- Stated problem -
Select the lines of the records containing the word "business" and list them.

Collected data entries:
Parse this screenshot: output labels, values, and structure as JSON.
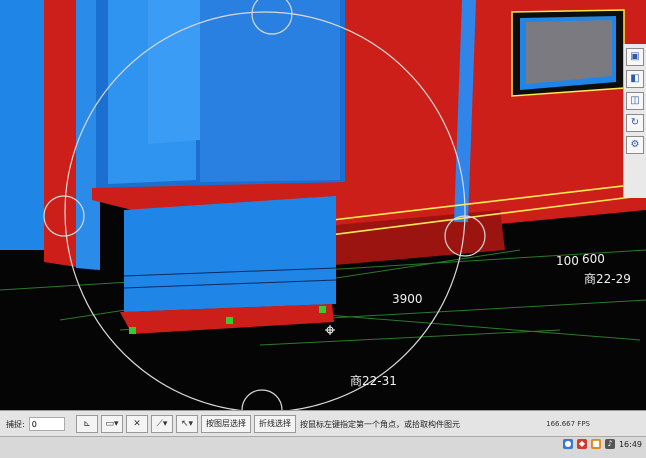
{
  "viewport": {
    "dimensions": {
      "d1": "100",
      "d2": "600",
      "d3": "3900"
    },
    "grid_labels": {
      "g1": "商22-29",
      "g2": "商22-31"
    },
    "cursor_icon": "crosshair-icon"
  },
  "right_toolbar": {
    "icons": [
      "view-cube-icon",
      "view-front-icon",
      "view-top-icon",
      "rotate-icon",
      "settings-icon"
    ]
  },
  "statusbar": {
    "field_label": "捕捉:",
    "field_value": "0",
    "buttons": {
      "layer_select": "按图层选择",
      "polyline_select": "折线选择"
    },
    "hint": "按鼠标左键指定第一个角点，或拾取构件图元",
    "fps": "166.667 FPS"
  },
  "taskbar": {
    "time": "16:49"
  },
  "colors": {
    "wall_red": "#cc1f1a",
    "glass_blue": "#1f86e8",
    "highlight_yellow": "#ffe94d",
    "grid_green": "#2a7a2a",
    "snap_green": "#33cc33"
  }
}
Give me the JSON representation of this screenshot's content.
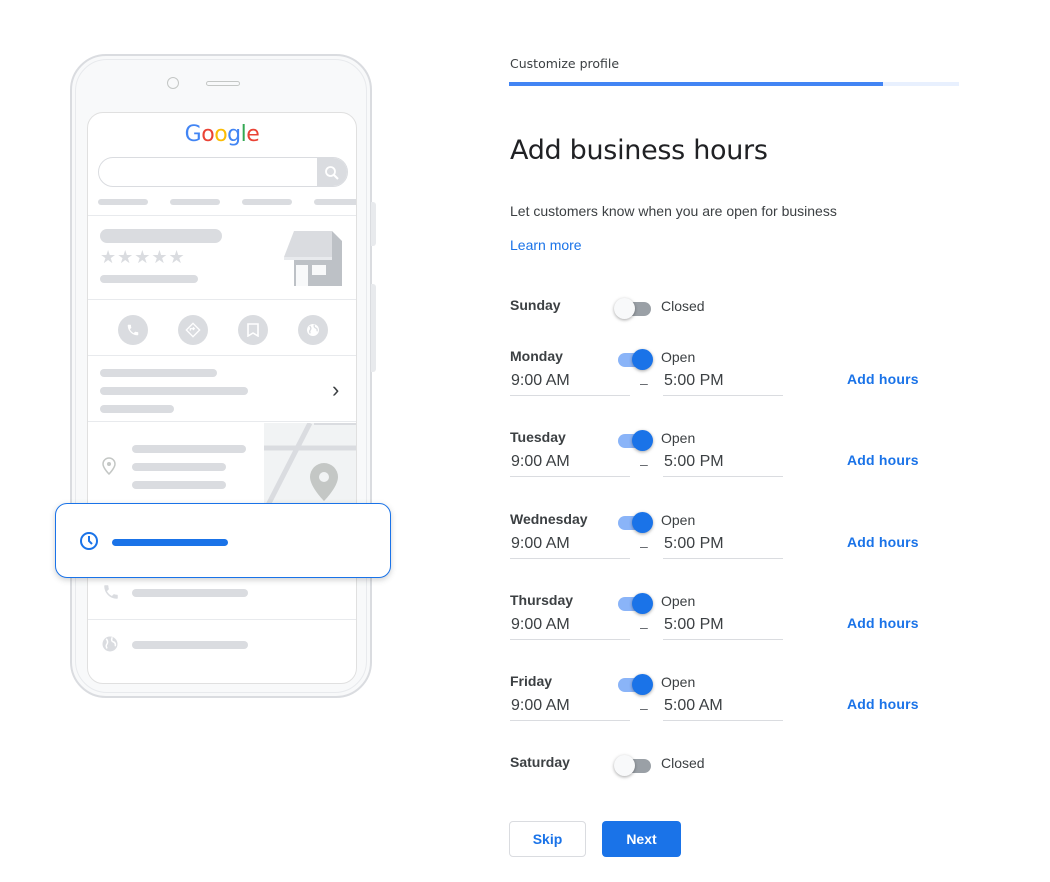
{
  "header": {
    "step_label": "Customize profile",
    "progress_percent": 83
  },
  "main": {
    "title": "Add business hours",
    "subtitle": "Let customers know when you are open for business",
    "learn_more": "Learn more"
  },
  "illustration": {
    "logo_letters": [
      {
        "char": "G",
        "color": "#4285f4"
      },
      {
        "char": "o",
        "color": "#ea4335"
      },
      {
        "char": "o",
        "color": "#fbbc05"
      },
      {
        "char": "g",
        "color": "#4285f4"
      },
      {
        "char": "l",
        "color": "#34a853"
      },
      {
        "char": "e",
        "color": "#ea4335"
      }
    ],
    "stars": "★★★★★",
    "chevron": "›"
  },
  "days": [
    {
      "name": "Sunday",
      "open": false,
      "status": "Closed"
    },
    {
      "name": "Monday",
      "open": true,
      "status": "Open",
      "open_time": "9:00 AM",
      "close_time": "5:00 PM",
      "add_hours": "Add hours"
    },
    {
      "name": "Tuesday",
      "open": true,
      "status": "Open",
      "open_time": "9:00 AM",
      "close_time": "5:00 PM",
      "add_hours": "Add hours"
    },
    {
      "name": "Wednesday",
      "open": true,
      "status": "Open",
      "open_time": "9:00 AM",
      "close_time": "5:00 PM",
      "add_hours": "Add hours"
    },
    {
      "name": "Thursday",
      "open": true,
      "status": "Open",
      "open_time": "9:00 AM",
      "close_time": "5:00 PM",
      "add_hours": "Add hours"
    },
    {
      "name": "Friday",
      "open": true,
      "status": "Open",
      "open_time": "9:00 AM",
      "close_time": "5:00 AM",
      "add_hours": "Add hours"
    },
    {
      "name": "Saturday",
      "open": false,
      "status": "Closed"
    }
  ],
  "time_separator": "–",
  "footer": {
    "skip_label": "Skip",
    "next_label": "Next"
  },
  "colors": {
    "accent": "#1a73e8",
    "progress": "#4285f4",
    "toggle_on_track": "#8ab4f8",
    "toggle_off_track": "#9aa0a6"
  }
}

- Written solution -
    "title": "Add business hours",
    "subtitle": "Let customers know when you are open for business",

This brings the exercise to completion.